Entries from a dataset
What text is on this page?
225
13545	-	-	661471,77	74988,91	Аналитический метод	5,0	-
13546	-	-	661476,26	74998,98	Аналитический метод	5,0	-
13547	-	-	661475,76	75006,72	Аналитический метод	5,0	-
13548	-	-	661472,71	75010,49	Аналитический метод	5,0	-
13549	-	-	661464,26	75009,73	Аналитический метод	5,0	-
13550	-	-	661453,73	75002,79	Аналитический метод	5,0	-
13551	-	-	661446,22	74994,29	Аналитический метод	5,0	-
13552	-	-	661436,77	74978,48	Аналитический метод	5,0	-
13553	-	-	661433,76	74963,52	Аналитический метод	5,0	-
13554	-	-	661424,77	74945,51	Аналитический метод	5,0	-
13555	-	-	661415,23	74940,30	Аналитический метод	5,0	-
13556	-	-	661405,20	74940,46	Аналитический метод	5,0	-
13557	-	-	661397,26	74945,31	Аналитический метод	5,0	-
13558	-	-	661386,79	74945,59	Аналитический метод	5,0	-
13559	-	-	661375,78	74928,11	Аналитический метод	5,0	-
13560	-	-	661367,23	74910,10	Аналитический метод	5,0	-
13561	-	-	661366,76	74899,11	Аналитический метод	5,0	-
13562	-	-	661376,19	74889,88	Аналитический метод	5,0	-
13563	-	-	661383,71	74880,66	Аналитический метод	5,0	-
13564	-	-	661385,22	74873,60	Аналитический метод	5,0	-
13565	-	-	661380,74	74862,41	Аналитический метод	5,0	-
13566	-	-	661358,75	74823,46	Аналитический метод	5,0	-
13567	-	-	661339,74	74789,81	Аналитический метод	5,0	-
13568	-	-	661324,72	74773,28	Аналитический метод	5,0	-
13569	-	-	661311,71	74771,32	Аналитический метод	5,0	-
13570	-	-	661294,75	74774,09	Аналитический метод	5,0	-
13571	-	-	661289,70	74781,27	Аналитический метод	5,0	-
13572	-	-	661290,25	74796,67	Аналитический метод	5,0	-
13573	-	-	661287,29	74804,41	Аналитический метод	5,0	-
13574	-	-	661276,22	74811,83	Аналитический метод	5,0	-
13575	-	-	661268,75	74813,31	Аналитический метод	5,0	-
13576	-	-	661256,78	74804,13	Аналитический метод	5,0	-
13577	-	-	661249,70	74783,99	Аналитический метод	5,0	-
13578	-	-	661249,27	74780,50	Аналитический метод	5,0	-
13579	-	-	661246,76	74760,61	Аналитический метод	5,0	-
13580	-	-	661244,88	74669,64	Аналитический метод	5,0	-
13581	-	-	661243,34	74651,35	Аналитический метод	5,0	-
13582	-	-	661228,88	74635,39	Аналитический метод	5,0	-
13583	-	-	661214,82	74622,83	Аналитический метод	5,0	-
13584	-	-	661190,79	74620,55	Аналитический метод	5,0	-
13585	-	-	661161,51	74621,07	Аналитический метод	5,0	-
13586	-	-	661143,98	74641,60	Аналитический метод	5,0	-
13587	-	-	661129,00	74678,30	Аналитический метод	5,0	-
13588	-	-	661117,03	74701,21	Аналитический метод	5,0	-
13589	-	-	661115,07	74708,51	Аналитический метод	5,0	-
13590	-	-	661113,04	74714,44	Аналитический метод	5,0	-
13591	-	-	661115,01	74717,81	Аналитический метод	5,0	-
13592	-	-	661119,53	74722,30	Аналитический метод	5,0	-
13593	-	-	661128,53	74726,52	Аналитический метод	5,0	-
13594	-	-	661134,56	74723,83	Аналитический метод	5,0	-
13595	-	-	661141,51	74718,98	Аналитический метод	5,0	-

#### [Given instruction]
Here, the records must be output exactly and in full.

#### [Reply to the exercise]
What text is on this page?
225
13545	-	-	661471,77	74988,91	Аналитический метод	5,0	-
13546	-	-	661476,26	74998,98	Аналитический метод	5,0	-
13547	-	-	661475,76	75006,72	Аналитический метод	5,0	-
13548	-	-	661472,71	75010,49	Аналитический метод	5,0	-
13549	-	-	661464,26	75009,73	Аналитический метод	5,0	-
13550	-	-	661453,73	75002,79	Аналитический метод	5,0	-
13551	-	-	661446,22	74994,29	Аналитический метод	5,0	-
13552	-	-	661436,77	74978,48	Аналитический метод	5,0	-
13553	-	-	661433,76	74963,52	Аналитический метод	5,0	-
13554	-	-	661424,77	74945,51	Аналитический метод	5,0	-
13555	-	-	661415,23	74940,30	Аналитический метод	5,0	-
13556	-	-	661405,20	74940,46	Аналитический метод	5,0	-
13557	-	-	661397,26	74945,31	Аналитический метод	5,0	-
13558	-	-	661386,79	74945,59	Аналитический метод	5,0	-
13559	-	-	661375,78	74928,11	Аналитический метод	5,0	-
13560	-	-	661367,23	74910,10	Аналитический метод	5,0	-
13561	-	-	661366,76	74899,11	Аналитический метод	5,0	-
13562	-	-	661376,19	74889,88	Аналитический метод	5,0	-
13563	-	-	661383,71	74880,66	Аналитический метод	5,0	-
13564	-	-	661385,22	74873,60	Аналитический метод	5,0	-
13565	-	-	661380,74	74862,41	Аналитический метод	5,0	-
13566	-	-	661358,75	74823,46	Аналитический метод	5,0	-
13567	-	-	661339,74	74789,81	Аналитический метод	5,0	-
13568	-	-	661324,72	74773,28	Аналитический метод	5,0	-
13569	-	-	661311,71	74771,32	Аналитический метод	5,0	-
13570	-	-	661294,75	74774,09	Аналитический метод	5,0	-
13571	-	-	661289,70	74781,27	Аналитический метод	5,0	-
13572	-	-	661290,25	74796,67	Аналитический метод	5,0	-
13573	-	-	661287,29	74804,41	Аналитический метод	5,0	-
13574	-	-	661276,22	74811,83	Аналитический метод	5,0	-
13575	-	-	661268,75	74813,31	Аналитический метод	5,0	-
13576	-	-	661256,78	74804,13	Аналитический метод	5,0	-
13577	-	-	661249,70	74783,99	Аналитический метод	5,0	-
13578	-	-	661249,27	74780,50	Аналитический метод	5,0	-
13579	-	-	661246,76	74760,61	Аналитический метод	5,0	-
13580	-	-	661244,88	74669,64	Аналитический метод	5,0	-
13581	-	-	661243,34	74651,35	Аналитический метод	5,0	-
13582	-	-	661228,88	74635,39	Аналитический метод	5,0	-
13583	-	-	661214,82	74622,83	Аналитический метод	5,0	-
13584	-	-	661190,79	74620,55	Аналитический метод	5,0	-
13585	-	-	661161,51	74621,07	Аналитический метод	5,0	-
13586	-	-	661143,98	74641,60	Аналитический метод	5,0	-
13587	-	-	661129,00	74678,30	Аналитический метод	5,0	-
13588	-	-	661117,03	74701,21	Аналитический метод	5,0	-
13589	-	-	661115,07	74708,51	Аналитический метод	5,0	-
13590	-	-	661113,04	74714,44	Аналитический метод	5,0	-
13591	-	-	661115,01	74717,81	Аналитический метод	5,0	-
13592	-	-	661119,53	74722,30	Аналитический метод	5,0	-
13593	-	-	661128,53	74726,52	Аналитический метод	5,0	-
13594	-	-	661134,56	74723,83	Аналитический метод	5,0	-
13595	-	-	661141,51	74718,98	Аналитический метод	5,0	-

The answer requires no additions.